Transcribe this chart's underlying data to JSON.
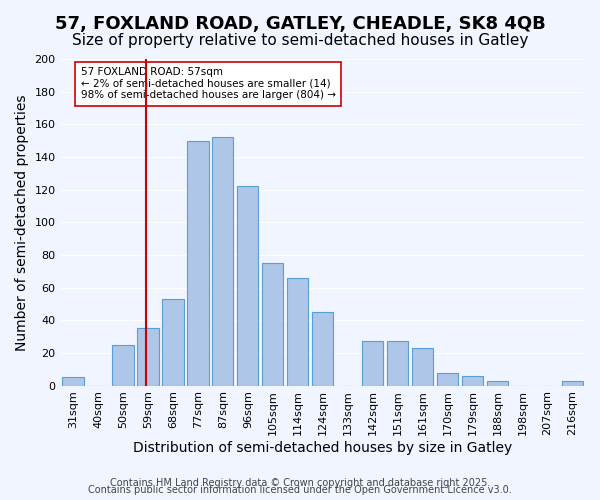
{
  "title": "57, FOXLAND ROAD, GATLEY, CHEADLE, SK8 4QB",
  "subtitle": "Size of property relative to semi-detached houses in Gatley",
  "xlabel": "Distribution of semi-detached houses by size in Gatley",
  "ylabel": "Number of semi-detached properties",
  "bar_labels": [
    "31sqm",
    "40sqm",
    "50sqm",
    "59sqm",
    "68sqm",
    "77sqm",
    "87sqm",
    "96sqm",
    "105sqm",
    "114sqm",
    "124sqm",
    "133sqm",
    "142sqm",
    "151sqm",
    "161sqm",
    "170sqm",
    "179sqm",
    "188sqm",
    "198sqm",
    "207sqm",
    "216sqm"
  ],
  "bar_values": [
    5,
    0,
    25,
    35,
    53,
    150,
    152,
    122,
    75,
    66,
    45,
    0,
    27,
    27,
    23,
    8,
    6,
    3,
    0,
    0,
    3
  ],
  "bar_color": "#aec6e8",
  "bar_edge_color": "#5a9fd4",
  "vline_x": 2.93,
  "vline_color": "#cc0000",
  "annotation_title": "57 FOXLAND ROAD: 57sqm",
  "annotation_line1": "← 2% of semi-detached houses are smaller (14)",
  "annotation_line2": "98% of semi-detached houses are larger (804) →",
  "annotation_box_color": "#ffffff",
  "annotation_box_edge": "#cc0000",
  "ylim": [
    0,
    200
  ],
  "yticks": [
    0,
    20,
    40,
    60,
    80,
    100,
    120,
    140,
    160,
    180,
    200
  ],
  "footer1": "Contains HM Land Registry data © Crown copyright and database right 2025.",
  "footer2": "Contains public sector information licensed under the Open Government Licence v3.0.",
  "bg_color": "#f0f5ff",
  "grid_color": "#ffffff",
  "title_fontsize": 13,
  "subtitle_fontsize": 11,
  "axis_label_fontsize": 10,
  "tick_fontsize": 8,
  "footer_fontsize": 7
}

TASK STATEMENT - Repeat all of the records verbatim, leaving out the pictures.

COMPLETE RESPONSE -
Transcribe this chart's underlying data to JSON.
{
  "title": "57, FOXLAND ROAD, GATLEY, CHEADLE, SK8 4QB",
  "subtitle": "Size of property relative to semi-detached houses in Gatley",
  "xlabel": "Distribution of semi-detached houses by size in Gatley",
  "ylabel": "Number of semi-detached properties",
  "bar_labels": [
    "31sqm",
    "40sqm",
    "50sqm",
    "59sqm",
    "68sqm",
    "77sqm",
    "87sqm",
    "96sqm",
    "105sqm",
    "114sqm",
    "124sqm",
    "133sqm",
    "142sqm",
    "151sqm",
    "161sqm",
    "170sqm",
    "179sqm",
    "188sqm",
    "198sqm",
    "207sqm",
    "216sqm"
  ],
  "bar_values": [
    5,
    0,
    25,
    35,
    53,
    150,
    152,
    122,
    75,
    66,
    45,
    0,
    27,
    27,
    23,
    8,
    6,
    3,
    0,
    0,
    3
  ],
  "bar_color": "#aec6e8",
  "bar_edge_color": "#5a9fd4",
  "vline_x": 2.93,
  "vline_color": "#cc0000",
  "annotation_title": "57 FOXLAND ROAD: 57sqm",
  "annotation_line1": "← 2% of semi-detached houses are smaller (14)",
  "annotation_line2": "98% of semi-detached houses are larger (804) →",
  "annotation_box_color": "#ffffff",
  "annotation_box_edge": "#cc0000",
  "ylim": [
    0,
    200
  ],
  "yticks": [
    0,
    20,
    40,
    60,
    80,
    100,
    120,
    140,
    160,
    180,
    200
  ],
  "footer1": "Contains HM Land Registry data © Crown copyright and database right 2025.",
  "footer2": "Contains public sector information licensed under the Open Government Licence v3.0.",
  "bg_color": "#f0f5ff",
  "grid_color": "#ffffff",
  "title_fontsize": 13,
  "subtitle_fontsize": 11,
  "axis_label_fontsize": 10,
  "tick_fontsize": 8,
  "footer_fontsize": 7
}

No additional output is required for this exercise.